From the passage on tribal structure, list every function or role that it attributes to the lineage.

**EXCERPTED TEXT**

####################

Structurally, tribal groups are defined by common patrilineal descent that unites individuals in increasingly larger segments. The lineage is the unit that shares joint responsibility for avenging the wrongs its members may suffer and, conversely, paying compensation to anyone whom its members have aggrieved. Although tribes may differ in their status, all lineages of a given tribe are considered equal. Water wells, aside from the newer deep wells drilled by the government, are held in common by lineages. Among nomads, lineage membership is the basis of summer camps; all animals, although owned by individual households, bear the lineage's brand. The lineage is the nexus between the individual and the tribe. To be ostracized by one's lineage leaves the individual little choice but to sever all tribal links; it is to lose the central element in one's social identity.

####################

**ROWS**
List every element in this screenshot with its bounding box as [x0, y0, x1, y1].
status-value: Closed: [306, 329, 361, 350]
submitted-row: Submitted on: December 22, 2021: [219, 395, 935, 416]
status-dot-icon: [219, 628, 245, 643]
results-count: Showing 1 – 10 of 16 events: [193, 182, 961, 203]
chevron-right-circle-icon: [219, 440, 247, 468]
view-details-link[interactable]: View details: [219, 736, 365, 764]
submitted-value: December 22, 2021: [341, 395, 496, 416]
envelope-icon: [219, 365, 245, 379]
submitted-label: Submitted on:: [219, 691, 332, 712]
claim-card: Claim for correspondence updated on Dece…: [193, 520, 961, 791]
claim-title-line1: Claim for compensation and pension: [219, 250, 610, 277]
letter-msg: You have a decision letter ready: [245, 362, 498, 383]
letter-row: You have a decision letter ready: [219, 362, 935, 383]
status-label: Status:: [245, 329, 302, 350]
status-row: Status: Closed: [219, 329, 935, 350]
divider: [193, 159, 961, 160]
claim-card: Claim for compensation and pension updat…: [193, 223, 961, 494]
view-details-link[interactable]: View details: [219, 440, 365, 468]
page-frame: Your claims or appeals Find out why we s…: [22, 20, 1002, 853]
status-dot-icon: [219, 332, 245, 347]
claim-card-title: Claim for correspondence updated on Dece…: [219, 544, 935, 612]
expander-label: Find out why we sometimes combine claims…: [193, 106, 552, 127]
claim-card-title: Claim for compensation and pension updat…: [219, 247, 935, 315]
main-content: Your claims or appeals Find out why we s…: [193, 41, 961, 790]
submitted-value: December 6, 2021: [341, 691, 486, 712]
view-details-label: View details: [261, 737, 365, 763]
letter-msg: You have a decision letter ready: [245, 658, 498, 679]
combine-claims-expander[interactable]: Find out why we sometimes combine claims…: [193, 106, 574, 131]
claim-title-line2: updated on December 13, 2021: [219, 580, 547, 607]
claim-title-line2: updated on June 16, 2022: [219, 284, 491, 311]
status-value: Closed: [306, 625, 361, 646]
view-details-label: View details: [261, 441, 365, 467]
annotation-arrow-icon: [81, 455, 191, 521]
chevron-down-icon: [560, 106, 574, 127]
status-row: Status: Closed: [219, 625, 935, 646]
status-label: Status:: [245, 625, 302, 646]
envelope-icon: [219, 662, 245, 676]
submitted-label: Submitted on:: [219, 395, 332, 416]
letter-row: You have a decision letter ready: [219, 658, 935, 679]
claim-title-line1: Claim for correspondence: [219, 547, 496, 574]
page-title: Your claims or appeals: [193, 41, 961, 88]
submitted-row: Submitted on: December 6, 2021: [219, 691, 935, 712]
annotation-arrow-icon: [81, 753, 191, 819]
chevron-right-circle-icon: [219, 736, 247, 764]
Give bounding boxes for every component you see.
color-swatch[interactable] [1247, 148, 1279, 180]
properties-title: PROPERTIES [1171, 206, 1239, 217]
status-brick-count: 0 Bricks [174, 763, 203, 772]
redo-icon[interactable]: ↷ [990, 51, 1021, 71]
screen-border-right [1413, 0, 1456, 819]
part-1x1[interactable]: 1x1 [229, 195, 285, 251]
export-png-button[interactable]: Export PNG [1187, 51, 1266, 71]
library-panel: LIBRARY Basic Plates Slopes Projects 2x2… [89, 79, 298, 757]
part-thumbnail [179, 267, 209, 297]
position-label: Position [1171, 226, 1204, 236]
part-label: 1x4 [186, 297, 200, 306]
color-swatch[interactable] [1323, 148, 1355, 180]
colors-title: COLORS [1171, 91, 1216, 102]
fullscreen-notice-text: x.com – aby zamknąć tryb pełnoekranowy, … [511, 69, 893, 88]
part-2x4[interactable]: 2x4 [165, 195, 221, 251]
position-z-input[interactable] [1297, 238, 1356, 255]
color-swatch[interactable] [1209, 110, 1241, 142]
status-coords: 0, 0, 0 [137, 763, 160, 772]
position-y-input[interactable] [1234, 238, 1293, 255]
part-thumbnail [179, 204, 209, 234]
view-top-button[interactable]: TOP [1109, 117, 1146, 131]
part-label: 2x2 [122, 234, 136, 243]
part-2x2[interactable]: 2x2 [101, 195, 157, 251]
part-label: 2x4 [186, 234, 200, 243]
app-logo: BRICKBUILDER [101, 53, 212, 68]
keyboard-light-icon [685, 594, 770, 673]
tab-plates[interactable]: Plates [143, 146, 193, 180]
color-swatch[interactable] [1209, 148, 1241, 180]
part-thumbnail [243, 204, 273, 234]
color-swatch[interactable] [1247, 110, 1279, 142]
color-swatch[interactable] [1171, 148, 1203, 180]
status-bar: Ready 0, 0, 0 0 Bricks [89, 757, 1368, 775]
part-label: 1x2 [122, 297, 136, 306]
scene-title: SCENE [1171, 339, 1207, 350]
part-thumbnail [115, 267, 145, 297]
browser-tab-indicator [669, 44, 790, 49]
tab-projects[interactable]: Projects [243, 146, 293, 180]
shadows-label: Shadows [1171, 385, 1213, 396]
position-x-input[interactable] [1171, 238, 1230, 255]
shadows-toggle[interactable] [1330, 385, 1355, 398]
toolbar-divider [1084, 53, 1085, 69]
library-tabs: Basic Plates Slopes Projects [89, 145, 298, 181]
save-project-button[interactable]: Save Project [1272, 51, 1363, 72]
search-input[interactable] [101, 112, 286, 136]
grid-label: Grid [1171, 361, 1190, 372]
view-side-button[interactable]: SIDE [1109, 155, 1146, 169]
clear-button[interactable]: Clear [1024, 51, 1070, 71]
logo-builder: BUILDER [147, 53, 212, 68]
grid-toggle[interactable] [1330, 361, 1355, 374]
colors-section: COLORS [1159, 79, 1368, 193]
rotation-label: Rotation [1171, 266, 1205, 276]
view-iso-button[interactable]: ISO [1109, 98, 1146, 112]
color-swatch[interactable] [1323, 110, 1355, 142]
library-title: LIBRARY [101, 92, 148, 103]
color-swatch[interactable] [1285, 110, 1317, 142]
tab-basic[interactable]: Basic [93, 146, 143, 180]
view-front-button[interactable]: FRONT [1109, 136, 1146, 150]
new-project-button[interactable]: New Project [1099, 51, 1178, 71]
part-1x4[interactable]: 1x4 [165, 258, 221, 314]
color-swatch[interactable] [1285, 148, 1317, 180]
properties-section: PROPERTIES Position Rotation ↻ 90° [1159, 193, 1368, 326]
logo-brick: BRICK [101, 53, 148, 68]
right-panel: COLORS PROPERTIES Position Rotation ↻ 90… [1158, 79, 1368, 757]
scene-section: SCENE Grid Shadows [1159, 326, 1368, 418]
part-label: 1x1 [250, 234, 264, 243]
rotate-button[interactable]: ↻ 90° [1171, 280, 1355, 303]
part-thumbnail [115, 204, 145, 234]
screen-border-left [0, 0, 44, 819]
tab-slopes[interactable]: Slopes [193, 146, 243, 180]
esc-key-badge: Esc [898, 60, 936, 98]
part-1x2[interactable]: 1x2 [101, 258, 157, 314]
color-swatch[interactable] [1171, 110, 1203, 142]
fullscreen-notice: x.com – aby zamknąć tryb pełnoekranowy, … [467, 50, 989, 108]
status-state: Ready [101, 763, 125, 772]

####################

**TASK RESULT**
- Avenging, through joint responsibility, the wrongs its members may suffer
- Paying compensation to anyone whom its members have aggrieved
- Holding water wells in common, apart from the newer deep wells drilled by the government
- Serving among nomads as the basis of summer camps
- Supplying the brand that all animals bear, although households own them individually
- Serving as the nexus between the individual and the tribe